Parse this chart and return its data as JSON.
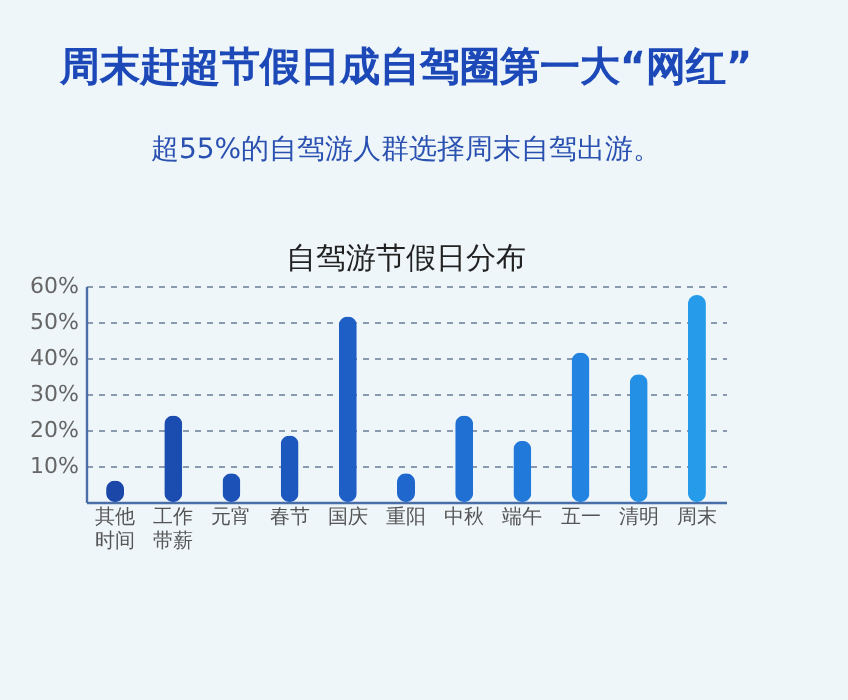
{
  "chart_data": {
    "type": "bar",
    "title": "周末赶超节假日成自驾圈第一大“网红”",
    "subtitle": "超55%的自驾游人群选择周末自驾出游。",
    "annotations": [
      "自驾游节假日分布"
    ],
    "categories": [
      "其他时间",
      "工作带薪",
      "元宵",
      "春节",
      "国庆",
      "重阳",
      "中秋",
      "端午",
      "五一",
      "清明",
      "周末"
    ],
    "values": [
      6,
      24,
      8,
      18.5,
      51.5,
      8,
      24,
      17,
      41.5,
      35.5,
      57.5
    ],
    "colors": [
      "#1a47a8",
      "#1b4cb0",
      "#1c52b8",
      "#1d58bf",
      "#1e5fc6",
      "#1f67cd",
      "#2070d4",
      "#2179da",
      "#2284e0",
      "#238fe5",
      "#259be9"
    ],
    "ylim": [
      0,
      60
    ],
    "yticks": [
      {
        "value": 10,
        "label": "10%"
      },
      {
        "value": 20,
        "label": "20%"
      },
      {
        "value": 30,
        "label": "30%"
      },
      {
        "value": 40,
        "label": "40%"
      },
      {
        "value": 50,
        "label": "50%"
      },
      {
        "value": 60,
        "label": "60%"
      }
    ],
    "grid": "y"
  }
}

EXERCISE — Scan the records above, count the lines with "label" in them, and give only the number.

RESULT — 6